**Do this**: Repeat each entry as written, dropping any picture you find.

**Data for this exercise**:
━━━

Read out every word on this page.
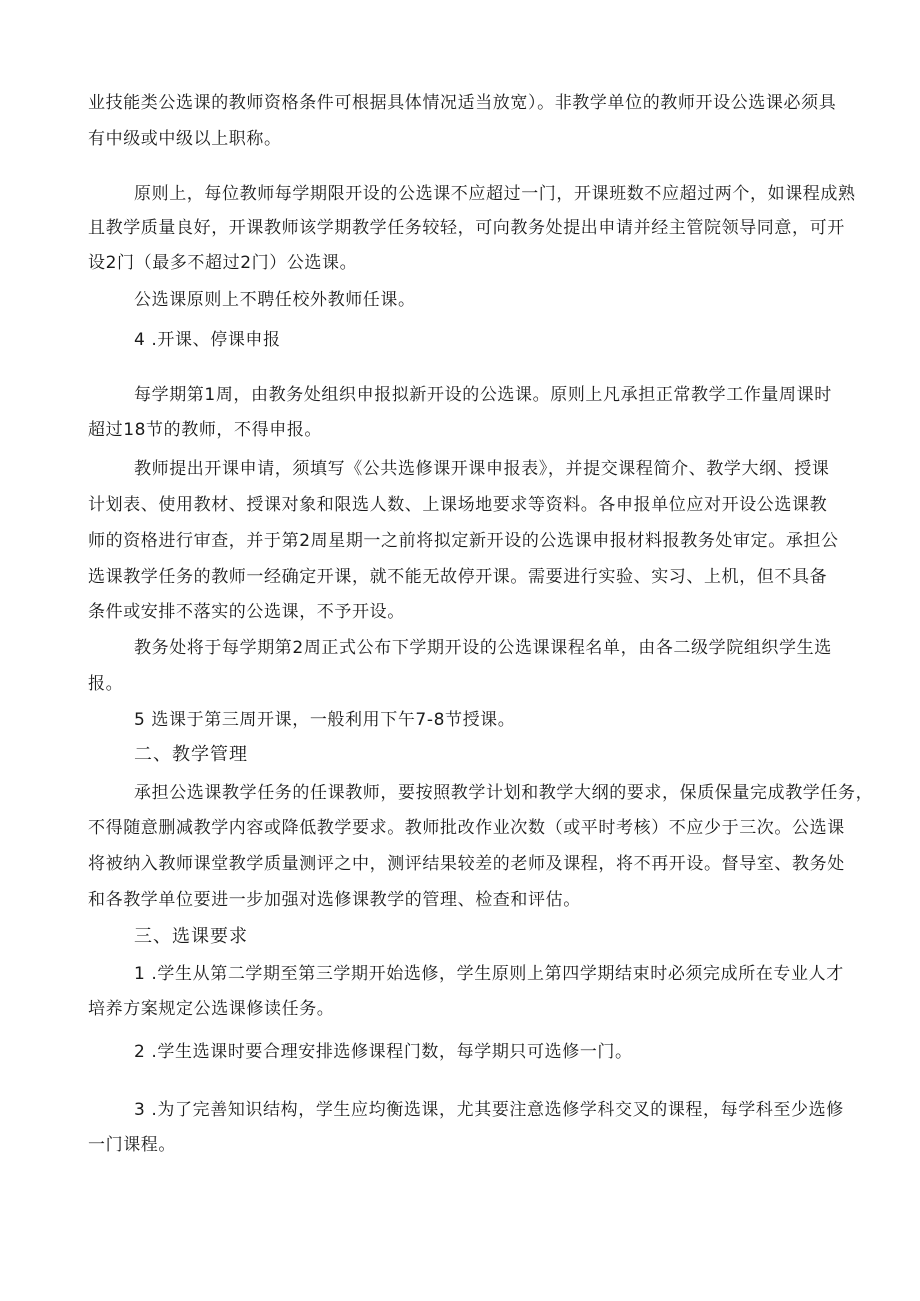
业技能类公选课的教师资格条件可根据具体情况适当放宽）。非教学单位的教师开设公选课必须具
有中级或中级以上职称。
原则上，每位教师每学期限开设的公选课不应超过一门，开课班数不应超过两个，如课程成熟
且教学质量良好，开课教师该学期教学任务较轻，可向教务处提出申请并经主管院领导同意，可开
设2门（最多不超过2门）公选课。
公选课原则上不聘任校外教师任课。
4 .开课、停课申报
每学期第1周，由教务处组织申报拟新开设的公选课。原则上凡承担正常教学工作量周课时
超过18节的教师，不得申报。
教师提出开课申请，须填写《公共选修课开课申报表》，并提交课程简介、教学大纲、授课
计划表、使用教材、授课对象和限选人数、上课场地要求等资料。各申报单位应对开设公选课教
师的资格进行审查，并于第2周星期一之前将拟定新开设的公选课申报材料报教务处审定。承担公
选课教学任务的教师一经确定开课，就不能无故停开课。需要进行实验、实习、上机，但不具备
条件或安排不落实的公选课，不予开设。
教务处将于每学期第2周正式公布下学期开设的公选课课程名单，由各二级学院组织学生选
报。
5 选课于第三周开课，一般利用下午7-8节授课。
二、教学管理
承担公选课教学任务的任课教师，要按照教学计划和教学大纲的要求，保质保量完成教学任务，
不得随意删减教学内容或降低教学要求。教师批改作业次数（或平时考核）不应少于三次。公选课
将被纳入教师课堂教学质量测评之中，测评结果较差的老师及课程，将不再开设。督导室、教务处
和各教学单位要进一步加强对选修课教学的管理、检查和评估。
三、选课要求
1 .学生从第二学期至第三学期开始选修，学生原则上第四学期结束时必须完成所在专业人才
培养方案规定公选课修读任务。
2 .学生选课时要合理安排选修课程门数，每学期只可选修一门。
3 .为了完善知识结构，学生应均衡选课，尤其要注意选修学科交叉的课程，每学科至少选修
一门课程。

━━━

**Complete response**:
Read out every word on this page.
业技能类公选课的教师资格条件可根据具体情况适当放宽）。非教学单位的教师开设公选课必须具
有中级或中级以上职称。
原则上，每位教师每学期限开设的公选课不应超过一门，开课班数不应超过两个，如课程成熟
且教学质量良好，开课教师该学期教学任务较轻，可向教务处提出申请并经主管院领导同意，可开
设2门（最多不超过2门）公选课。
公选课原则上不聘任校外教师任课。
4 .开课、停课申报
每学期第1周，由教务处组织申报拟新开设的公选课。原则上凡承担正常教学工作量周课时
超过18节的教师，不得申报。
教师提出开课申请，须填写《公共选修课开课申报表》，并提交课程简介、教学大纲、授课
计划表、使用教材、授课对象和限选人数、上课场地要求等资料。各申报单位应对开设公选课教
师的资格进行审查，并于第2周星期一之前将拟定新开设的公选课申报材料报教务处审定。承担公
选课教学任务的教师一经确定开课，就不能无故停开课。需要进行实验、实习、上机，但不具备
条件或安排不落实的公选课，不予开设。
教务处将于每学期第2周正式公布下学期开设的公选课课程名单，由各二级学院组织学生选
报。
5 选课于第三周开课，一般利用下午7-8节授课。
二、教学管理
承担公选课教学任务的任课教师，要按照教学计划和教学大纲的要求，保质保量完成教学任务，
不得随意删减教学内容或降低教学要求。教师批改作业次数（或平时考核）不应少于三次。公选课
将被纳入教师课堂教学质量测评之中，测评结果较差的老师及课程，将不再开设。督导室、教务处
和各教学单位要进一步加强对选修课教学的管理、检查和评估。
三、选课要求
1 .学生从第二学期至第三学期开始选修，学生原则上第四学期结束时必须完成所在专业人才
培养方案规定公选课修读任务。
2 .学生选课时要合理安排选修课程门数，每学期只可选修一门。
3 .为了完善知识结构，学生应均衡选课，尤其要注意选修学科交叉的课程，每学科至少选修
一门课程。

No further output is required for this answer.